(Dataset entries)
·····

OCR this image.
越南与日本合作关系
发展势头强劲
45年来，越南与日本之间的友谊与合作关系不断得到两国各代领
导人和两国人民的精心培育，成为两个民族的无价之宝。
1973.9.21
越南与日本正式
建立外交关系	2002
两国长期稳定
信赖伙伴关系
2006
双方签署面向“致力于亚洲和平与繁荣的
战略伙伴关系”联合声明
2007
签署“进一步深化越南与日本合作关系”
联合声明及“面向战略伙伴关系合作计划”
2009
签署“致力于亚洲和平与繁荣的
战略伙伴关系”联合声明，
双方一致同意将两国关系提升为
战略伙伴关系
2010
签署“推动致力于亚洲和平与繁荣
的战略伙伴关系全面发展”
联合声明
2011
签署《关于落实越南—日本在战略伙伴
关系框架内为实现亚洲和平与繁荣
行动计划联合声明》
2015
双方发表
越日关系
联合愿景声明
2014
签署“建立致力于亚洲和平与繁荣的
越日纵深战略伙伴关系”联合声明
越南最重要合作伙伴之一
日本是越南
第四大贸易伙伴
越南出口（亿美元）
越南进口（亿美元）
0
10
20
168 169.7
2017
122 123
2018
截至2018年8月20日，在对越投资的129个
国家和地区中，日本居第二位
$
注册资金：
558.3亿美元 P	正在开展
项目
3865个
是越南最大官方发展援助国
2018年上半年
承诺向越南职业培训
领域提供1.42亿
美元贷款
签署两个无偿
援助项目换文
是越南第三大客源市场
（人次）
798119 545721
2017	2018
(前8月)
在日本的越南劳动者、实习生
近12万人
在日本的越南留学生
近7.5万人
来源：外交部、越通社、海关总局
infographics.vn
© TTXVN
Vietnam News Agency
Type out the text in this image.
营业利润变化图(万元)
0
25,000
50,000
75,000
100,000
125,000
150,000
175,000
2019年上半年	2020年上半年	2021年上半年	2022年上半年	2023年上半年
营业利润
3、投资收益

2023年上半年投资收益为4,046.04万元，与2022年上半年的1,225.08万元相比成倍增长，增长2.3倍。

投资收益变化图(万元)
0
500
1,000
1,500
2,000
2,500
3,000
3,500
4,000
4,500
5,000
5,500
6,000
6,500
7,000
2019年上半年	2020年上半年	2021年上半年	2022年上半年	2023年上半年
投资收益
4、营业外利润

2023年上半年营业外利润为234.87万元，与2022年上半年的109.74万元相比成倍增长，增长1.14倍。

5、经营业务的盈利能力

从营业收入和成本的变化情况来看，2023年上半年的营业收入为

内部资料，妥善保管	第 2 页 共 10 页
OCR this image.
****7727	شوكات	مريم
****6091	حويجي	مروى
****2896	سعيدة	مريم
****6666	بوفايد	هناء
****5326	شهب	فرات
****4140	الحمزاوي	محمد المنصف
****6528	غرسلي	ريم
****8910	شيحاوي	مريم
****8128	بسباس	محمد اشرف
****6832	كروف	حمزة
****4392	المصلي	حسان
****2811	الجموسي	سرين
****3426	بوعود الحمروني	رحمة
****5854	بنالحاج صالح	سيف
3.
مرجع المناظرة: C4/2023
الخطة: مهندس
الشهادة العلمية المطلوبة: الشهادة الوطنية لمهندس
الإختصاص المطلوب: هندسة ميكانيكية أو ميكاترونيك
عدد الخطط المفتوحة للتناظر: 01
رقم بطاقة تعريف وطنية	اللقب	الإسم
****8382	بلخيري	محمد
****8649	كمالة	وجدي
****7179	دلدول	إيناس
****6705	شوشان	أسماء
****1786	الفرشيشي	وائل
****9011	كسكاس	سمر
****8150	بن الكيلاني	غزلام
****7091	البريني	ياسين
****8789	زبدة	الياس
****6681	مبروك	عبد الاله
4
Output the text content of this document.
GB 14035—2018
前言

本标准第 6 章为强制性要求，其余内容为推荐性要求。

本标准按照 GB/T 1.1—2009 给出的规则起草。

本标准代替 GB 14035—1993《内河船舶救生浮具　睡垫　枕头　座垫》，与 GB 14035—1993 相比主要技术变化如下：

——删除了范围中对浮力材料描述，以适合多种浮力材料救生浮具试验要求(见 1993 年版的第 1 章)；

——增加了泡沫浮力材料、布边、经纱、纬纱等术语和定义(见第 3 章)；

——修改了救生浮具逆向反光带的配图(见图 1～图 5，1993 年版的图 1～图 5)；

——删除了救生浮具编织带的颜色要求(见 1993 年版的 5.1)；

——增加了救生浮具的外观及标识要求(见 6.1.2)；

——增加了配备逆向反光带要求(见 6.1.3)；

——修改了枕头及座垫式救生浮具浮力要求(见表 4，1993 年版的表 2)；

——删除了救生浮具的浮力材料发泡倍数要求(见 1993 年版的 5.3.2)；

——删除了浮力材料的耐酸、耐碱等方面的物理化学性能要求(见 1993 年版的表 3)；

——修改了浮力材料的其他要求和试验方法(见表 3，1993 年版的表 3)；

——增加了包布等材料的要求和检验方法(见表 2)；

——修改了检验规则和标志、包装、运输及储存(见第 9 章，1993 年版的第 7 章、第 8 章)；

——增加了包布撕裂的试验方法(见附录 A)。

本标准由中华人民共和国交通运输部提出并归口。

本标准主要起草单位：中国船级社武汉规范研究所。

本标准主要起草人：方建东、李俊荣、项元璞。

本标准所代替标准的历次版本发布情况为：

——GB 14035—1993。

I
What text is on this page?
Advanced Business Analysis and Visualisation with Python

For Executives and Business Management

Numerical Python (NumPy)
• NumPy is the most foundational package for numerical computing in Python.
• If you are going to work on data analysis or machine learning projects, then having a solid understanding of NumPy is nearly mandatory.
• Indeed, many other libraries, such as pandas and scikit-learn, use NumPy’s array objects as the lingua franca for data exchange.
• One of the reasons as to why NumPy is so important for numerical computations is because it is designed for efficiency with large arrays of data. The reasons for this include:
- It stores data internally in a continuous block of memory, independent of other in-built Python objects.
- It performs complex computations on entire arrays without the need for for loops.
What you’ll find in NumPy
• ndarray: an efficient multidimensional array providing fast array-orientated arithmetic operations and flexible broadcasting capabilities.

·····

Short task:
Quote the line that contains "What text is on this page?" and each line after it through the end of the data, exactly, leaving out everything else.

Reply:
What text is on this page?
Advanced Business Analysis and Visualisation with Python

For Executives and Business Management

Numerical Python (NumPy)
• NumPy is the most foundational package for numerical computing in Python.
• If you are going to work on data analysis or machine learning projects, then having a solid understanding of NumPy is nearly mandatory.
• Indeed, many other libraries, such as pandas and scikit-learn, use NumPy’s array objects as the lingua franca for data exchange.
• One of the reasons as to why NumPy is so important for numerical computations is because it is designed for efficiency with large arrays of data. The reasons for this include:
- It stores data internally in a continuous block of memory, independent of other in-built Python objects.
- It performs complex computations on entire arrays without the need for for loops.
What you’ll find in NumPy
• ndarray: an efficient multidimensional array providing fast array-orientated arithmetic operations and flexible broadcasting capabilities.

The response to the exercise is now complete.